_Set task:_
Every line below should be copied exactly; drop the pictures.

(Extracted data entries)
## Begin
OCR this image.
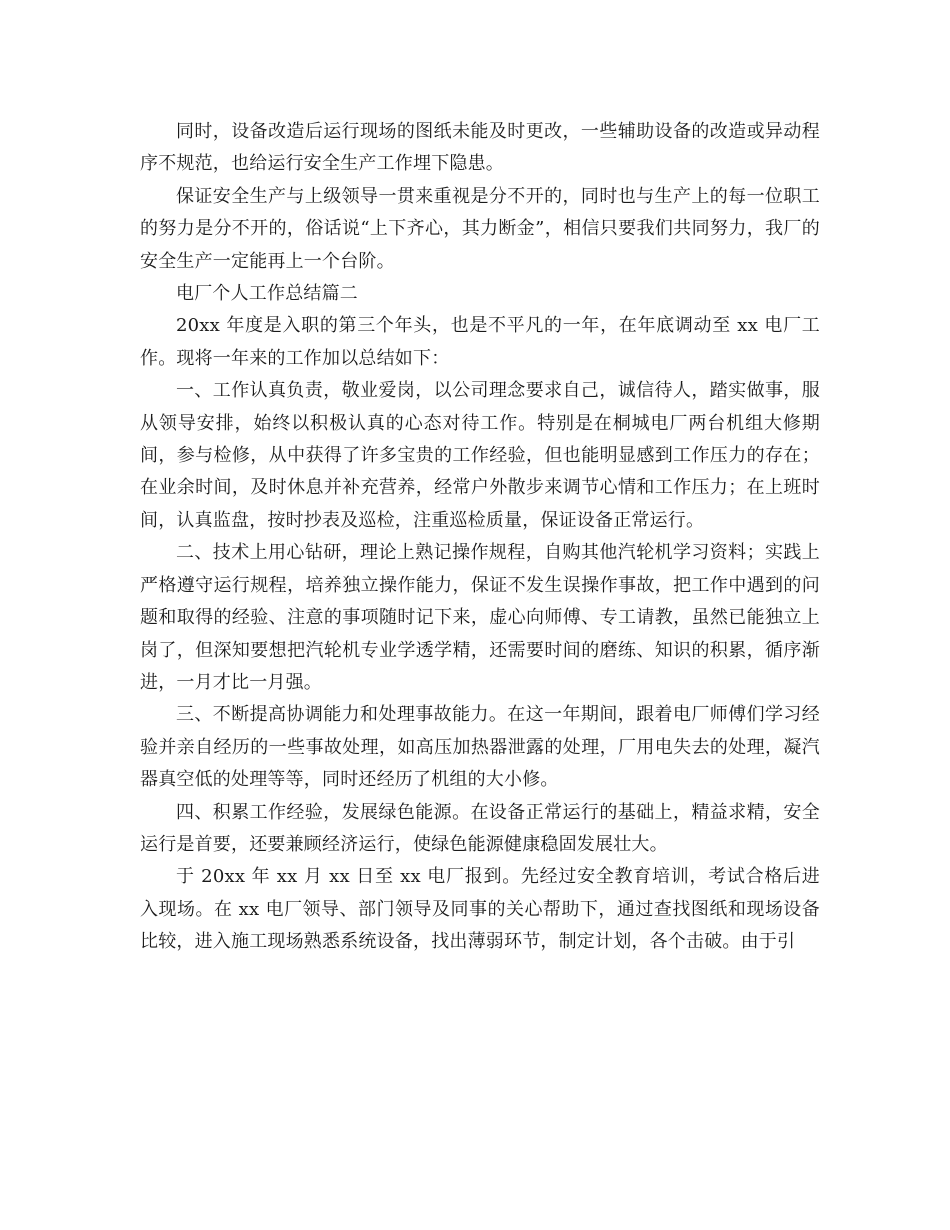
同时，设备改造后运行现场的图纸未能及时更改，一些辅助设备的改造或异动程序不规范，也给运行安全生产工作埋下隐患。

保证安全生产与上级领导一贯来重视是分不开的，同时也与生产上的每一位职工的努力是分不开的，俗话说“上下齐心，其力断金”，相信只要我们共同努力，我厂的安全生产一定能再上一个台阶。

电厂个人工作总结篇二

20xx 年度是入职的第三个年头，也是不平凡的一年，在年底调动至 xx 电厂工作。现将一年来的工作加以总结如下：

一、工作认真负责，敬业爱岗，以公司理念要求自己，诚信待人，踏实做事，服从领导安排，始终以积极认真的心态对待工作。特别是在桐城电厂两台机组大修期间，参与检修，从中获得了许多宝贵的工作经验，但也能明显感到工作压力的存在；在业余时间，及时休息并补充营养，经常户外散步来调节心情和工作压力；在上班时间，认真监盘，按时抄表及巡检，注重巡检质量，保证设备正常运行。

二、技术上用心钻研，理论上熟记操作规程，自购其他汽轮机学习资料；实践上严格遵守运行规程，培养独立操作能力，保证不发生误操作事故，把工作中遇到的问题和取得的经验、注意的事项随时记下来，虚心向师傅、专工请教，虽然已能独立上岗了，但深知要想把汽轮机专业学透学精，还需要时间的磨练、知识的积累，循序渐进，一月才比一月强。

三、不断提高协调能力和处理事故能力。在这一年期间，跟着电厂师傅们学习经验并亲自经历的一些事故处理，如高压加热器泄露的处理，厂用电失去的处理，凝汽器真空低的处理等等，同时还经历了机组的大小修。

四、积累工作经验，发展绿色能源。在设备正常运行的基础上，精益求精，安全运行是首要，还要兼顾经济运行，使绿色能源健康稳固发展壮大。

于 20xx 年 xx 月 xx 日至 xx 电厂报到。先经过安全教育培训，考试合格后进入现场。在 xx 电厂领导、部门领导及同事的关心帮助下，通过查找图纸和现场设备比较，进入施工现场熟悉系统设备，找出薄弱环节，制定计划，各个击破。由于引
## End
_Answer for the task:_
OCR this image.
同时，设备改造后运行现场的图纸未能及时更改，一些辅助设备的改造或异动程序不规范，也给运行安全生产工作埋下隐患。

保证安全生产与上级领导一贯来重视是分不开的，同时也与生产上的每一位职工的努力是分不开的，俗话说“上下齐心，其力断金”，相信只要我们共同努力，我厂的安全生产一定能再上一个台阶。

电厂个人工作总结篇二

20xx 年度是入职的第三个年头，也是不平凡的一年，在年底调动至 xx 电厂工作。现将一年来的工作加以总结如下：

一、工作认真负责，敬业爱岗，以公司理念要求自己，诚信待人，踏实做事，服从领导安排，始终以积极认真的心态对待工作。特别是在桐城电厂两台机组大修期间，参与检修，从中获得了许多宝贵的工作经验，但也能明显感到工作压力的存在；在业余时间，及时休息并补充营养，经常户外散步来调节心情和工作压力；在上班时间，认真监盘，按时抄表及巡检，注重巡检质量，保证设备正常运行。

二、技术上用心钻研，理论上熟记操作规程，自购其他汽轮机学习资料；实践上严格遵守运行规程，培养独立操作能力，保证不发生误操作事故，把工作中遇到的问题和取得的经验、注意的事项随时记下来，虚心向师傅、专工请教，虽然已能独立上岗了，但深知要想把汽轮机专业学透学精，还需要时间的磨练、知识的积累，循序渐进，一月才比一月强。

三、不断提高协调能力和处理事故能力。在这一年期间，跟着电厂师傅们学习经验并亲自经历的一些事故处理，如高压加热器泄露的处理，厂用电失去的处理，凝汽器真空低的处理等等，同时还经历了机组的大小修。

四、积累工作经验，发展绿色能源。在设备正常运行的基础上，精益求精，安全运行是首要，还要兼顾经济运行，使绿色能源健康稳固发展壮大。

于 20xx 年 xx 月 xx 日至 xx 电厂报到。先经过安全教育培训，考试合格后进入现场。在 xx 电厂领导、部门领导及同事的关心帮助下，通过查找图纸和现场设备比较，进入施工现场熟悉系统设备，找出薄弱环节，制定计划，各个击破。由于引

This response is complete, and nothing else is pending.